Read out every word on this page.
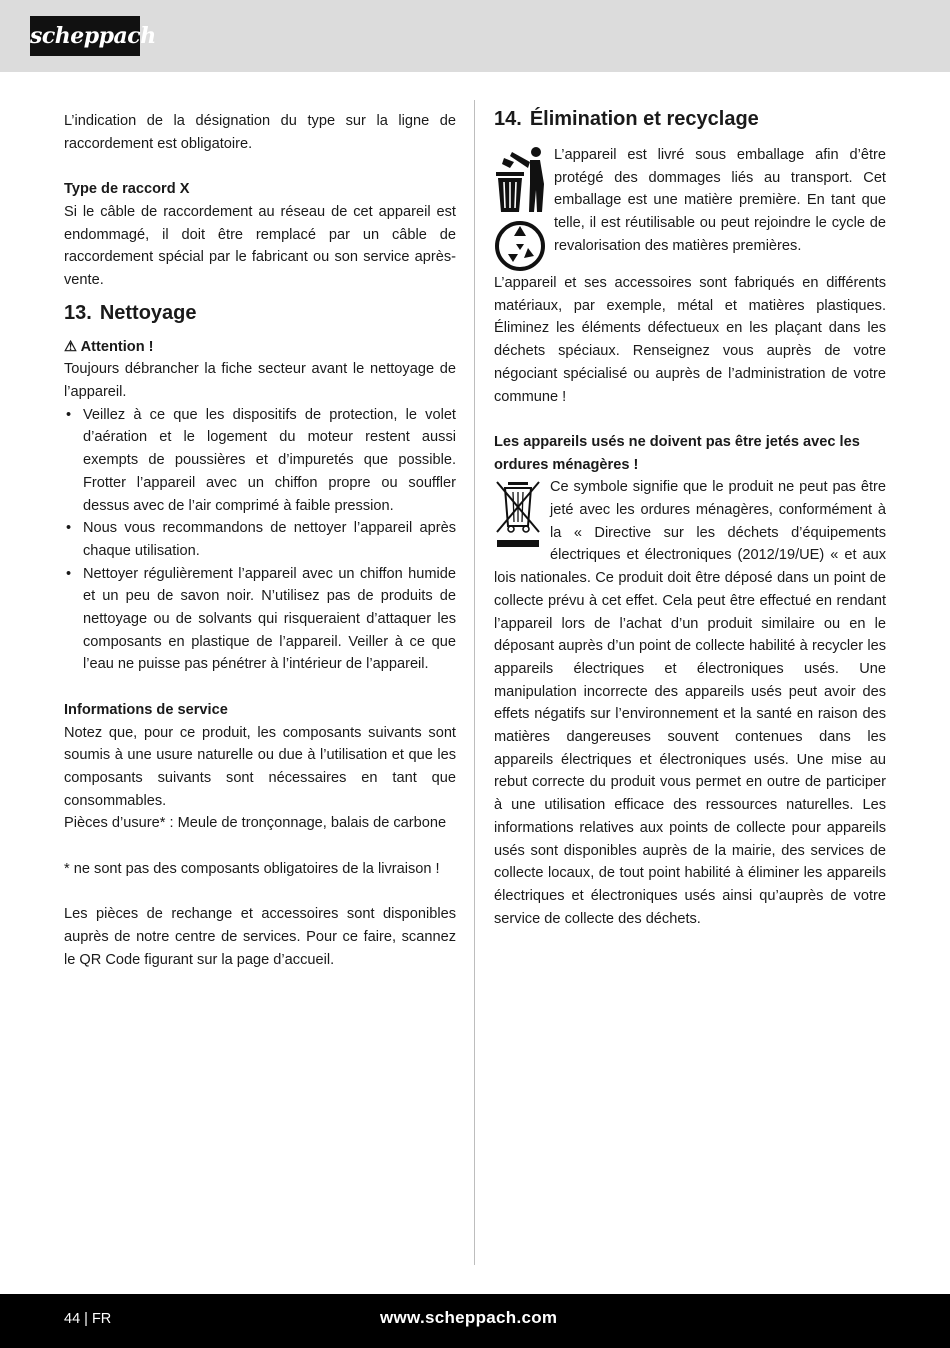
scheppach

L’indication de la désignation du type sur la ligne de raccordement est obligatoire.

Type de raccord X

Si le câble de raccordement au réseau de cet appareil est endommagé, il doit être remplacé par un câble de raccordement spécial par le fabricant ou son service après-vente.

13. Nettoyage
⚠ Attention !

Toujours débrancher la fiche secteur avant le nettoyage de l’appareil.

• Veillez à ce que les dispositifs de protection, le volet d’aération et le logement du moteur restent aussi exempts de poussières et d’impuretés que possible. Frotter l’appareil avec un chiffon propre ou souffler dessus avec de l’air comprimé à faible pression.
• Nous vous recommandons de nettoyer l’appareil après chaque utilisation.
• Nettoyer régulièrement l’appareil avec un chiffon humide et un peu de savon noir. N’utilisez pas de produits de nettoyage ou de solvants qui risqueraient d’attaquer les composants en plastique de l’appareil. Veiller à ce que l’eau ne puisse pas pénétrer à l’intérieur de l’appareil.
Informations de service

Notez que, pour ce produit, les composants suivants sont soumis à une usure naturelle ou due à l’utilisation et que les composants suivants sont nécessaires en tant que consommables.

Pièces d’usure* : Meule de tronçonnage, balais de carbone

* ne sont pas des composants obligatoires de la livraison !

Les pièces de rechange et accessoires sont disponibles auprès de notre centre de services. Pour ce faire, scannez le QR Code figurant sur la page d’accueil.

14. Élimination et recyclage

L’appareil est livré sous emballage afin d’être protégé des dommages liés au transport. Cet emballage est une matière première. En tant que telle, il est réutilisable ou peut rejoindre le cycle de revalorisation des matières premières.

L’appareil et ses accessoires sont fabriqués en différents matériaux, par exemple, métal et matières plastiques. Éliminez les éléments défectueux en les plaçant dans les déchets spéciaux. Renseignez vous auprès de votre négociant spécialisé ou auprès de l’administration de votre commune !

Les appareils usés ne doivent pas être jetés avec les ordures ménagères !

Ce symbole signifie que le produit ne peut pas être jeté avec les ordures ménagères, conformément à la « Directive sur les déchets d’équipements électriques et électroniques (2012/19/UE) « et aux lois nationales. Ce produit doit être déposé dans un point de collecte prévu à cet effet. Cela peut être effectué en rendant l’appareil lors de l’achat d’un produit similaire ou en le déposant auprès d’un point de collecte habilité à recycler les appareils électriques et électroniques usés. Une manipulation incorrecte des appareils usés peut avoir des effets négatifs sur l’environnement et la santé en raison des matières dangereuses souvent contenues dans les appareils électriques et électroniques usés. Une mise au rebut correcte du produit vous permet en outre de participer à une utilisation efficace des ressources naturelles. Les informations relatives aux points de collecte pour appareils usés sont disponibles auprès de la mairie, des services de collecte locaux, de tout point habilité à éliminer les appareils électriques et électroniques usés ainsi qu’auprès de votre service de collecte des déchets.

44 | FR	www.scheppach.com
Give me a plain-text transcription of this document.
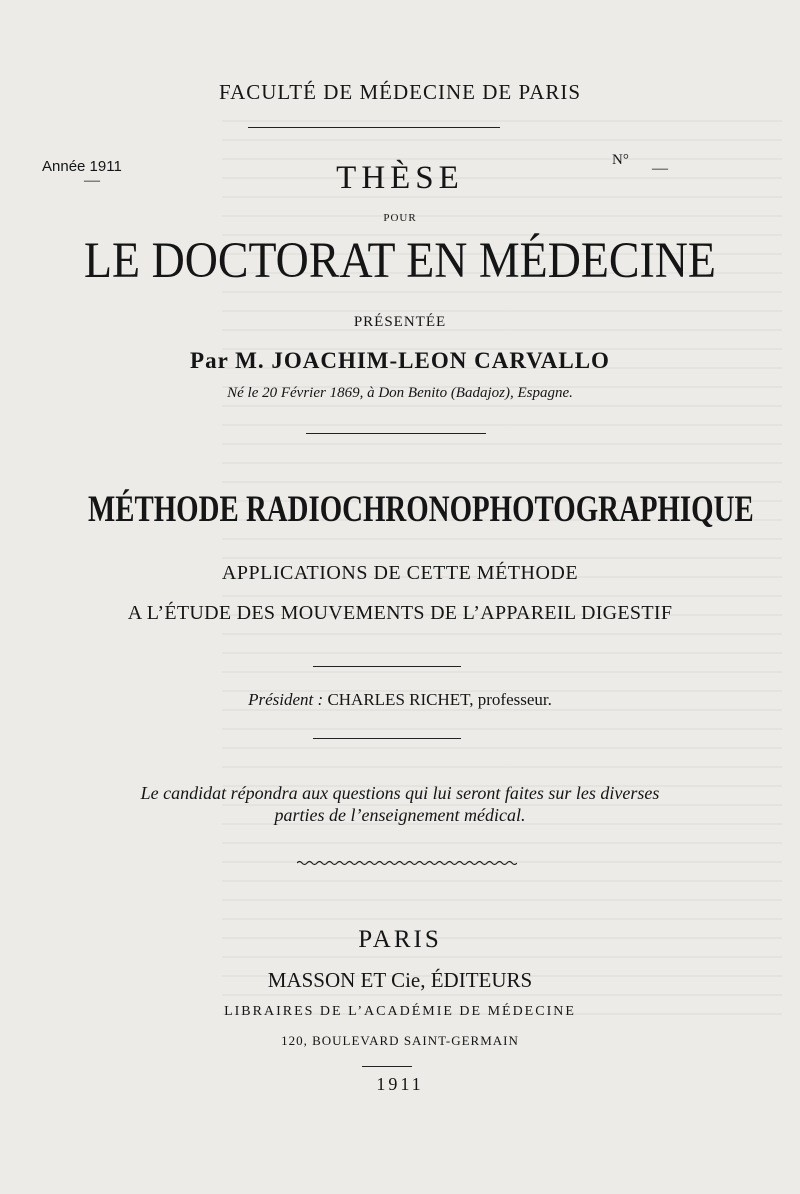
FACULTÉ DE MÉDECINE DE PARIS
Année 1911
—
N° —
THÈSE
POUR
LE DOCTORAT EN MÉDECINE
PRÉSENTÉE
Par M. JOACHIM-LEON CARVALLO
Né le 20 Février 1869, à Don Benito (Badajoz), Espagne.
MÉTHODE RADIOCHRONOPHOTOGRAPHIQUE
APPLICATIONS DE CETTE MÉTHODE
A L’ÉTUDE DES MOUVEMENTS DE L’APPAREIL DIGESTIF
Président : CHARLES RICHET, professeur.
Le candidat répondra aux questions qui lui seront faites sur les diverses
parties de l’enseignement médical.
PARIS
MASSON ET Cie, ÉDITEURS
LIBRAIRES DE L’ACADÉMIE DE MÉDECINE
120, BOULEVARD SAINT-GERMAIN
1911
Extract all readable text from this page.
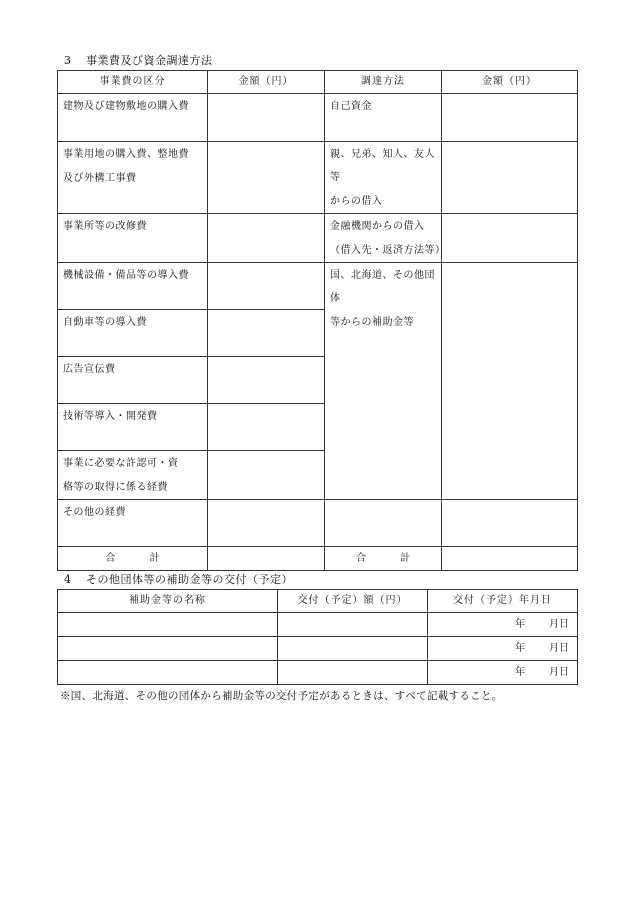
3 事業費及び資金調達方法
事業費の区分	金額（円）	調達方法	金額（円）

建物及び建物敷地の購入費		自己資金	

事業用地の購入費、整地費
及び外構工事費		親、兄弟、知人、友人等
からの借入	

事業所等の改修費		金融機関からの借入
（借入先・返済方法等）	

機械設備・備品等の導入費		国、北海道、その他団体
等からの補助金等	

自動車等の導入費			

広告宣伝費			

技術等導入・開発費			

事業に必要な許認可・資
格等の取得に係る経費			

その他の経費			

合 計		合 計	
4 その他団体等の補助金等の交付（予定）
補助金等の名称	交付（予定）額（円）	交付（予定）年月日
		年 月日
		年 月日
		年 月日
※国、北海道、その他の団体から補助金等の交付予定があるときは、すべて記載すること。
········
— What is being asked —
Gather every line from the listing above in which "tant" appears, and copy those lines.

— Reply to the exercise —
Notez que, pour ce produit, les composants suivants sont soumis à une usure naturelle ou due à l’utilisation et que les composants suivants sont nécessaires en tant que consommables.
L’appareil est livré sous emballage afin d’être protégé des dommages liés au transport. Cet emballage est une matière première. En tant que telle, il est réutilisable ou peut rejoindre le cycle de revalorisation des matières premières.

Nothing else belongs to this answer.